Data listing

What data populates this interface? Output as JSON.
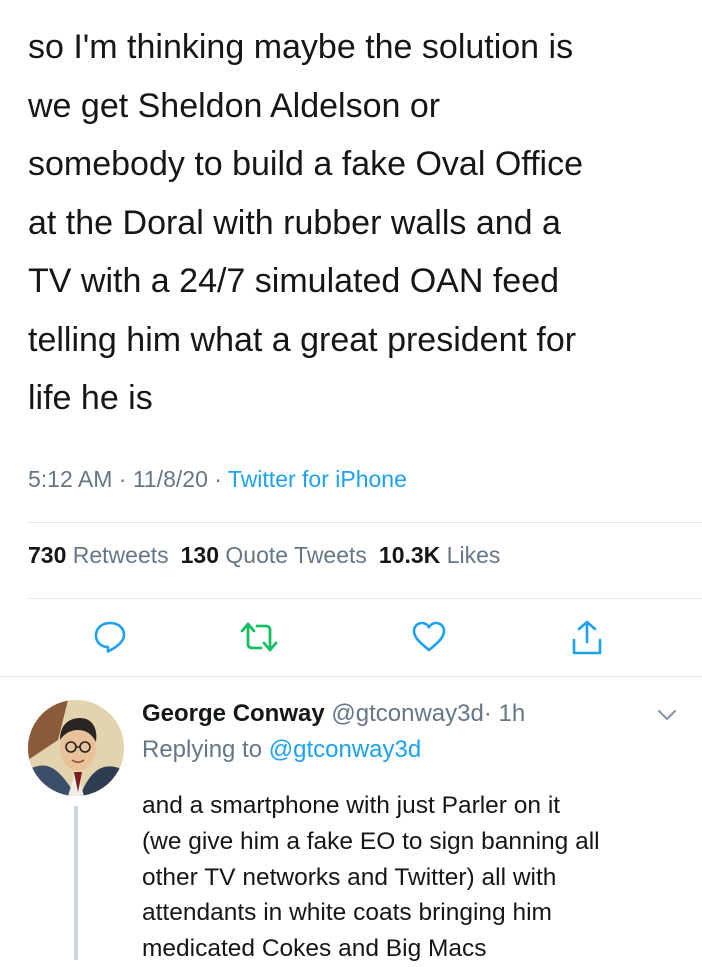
{
  "tweet": {
    "lines": [
      "so I'm thinking maybe the solution is",
      "we get Sheldon Aldelson or",
      "somebody to build a fake Oval Office",
      "at the Doral with rubber walls and a",
      "TV with a 24/7 simulated OAN feed",
      "telling him what a great president for",
      "life he is"
    ],
    "time": "5:12 AM",
    "date": "11/8/20",
    "separator": "·",
    "source": "Twitter for iPhone"
  },
  "stats": {
    "retweets_count": "730",
    "retweets_label": "Retweets",
    "quotes_count": "130",
    "quotes_label": "Quote Tweets",
    "likes_count": "10.3K",
    "likes_label": "Likes"
  },
  "actions": {
    "reply_icon": "reply-icon",
    "retweet_icon": "retweet-icon",
    "like_icon": "heart-icon",
    "share_icon": "share-icon",
    "retweet_color": "#17bf63",
    "icon_color": "#1da1f2"
  },
  "reply": {
    "name": "George Conway",
    "handle": "@gtconway3d",
    "separator": "·",
    "age": "1h",
    "replying_prefix": "Replying to",
    "replying_to": "@gtconway3d",
    "lines": [
      "and a smartphone with just Parler on it",
      "(we give him a fake EO to sign banning all",
      "other TV networks and Twitter) all with",
      "attendants in white coats bringing him",
      "medicated Cokes and Big Macs"
    ]
  }
}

Request: Take every line from the data that contains the word "with".

Task result:
      "at the Doral with rubber walls and a",
      "TV with a 24/7 simulated OAN feed",
      "and a smartphone with just Parler on it",
      "other TV networks and Twitter) all with",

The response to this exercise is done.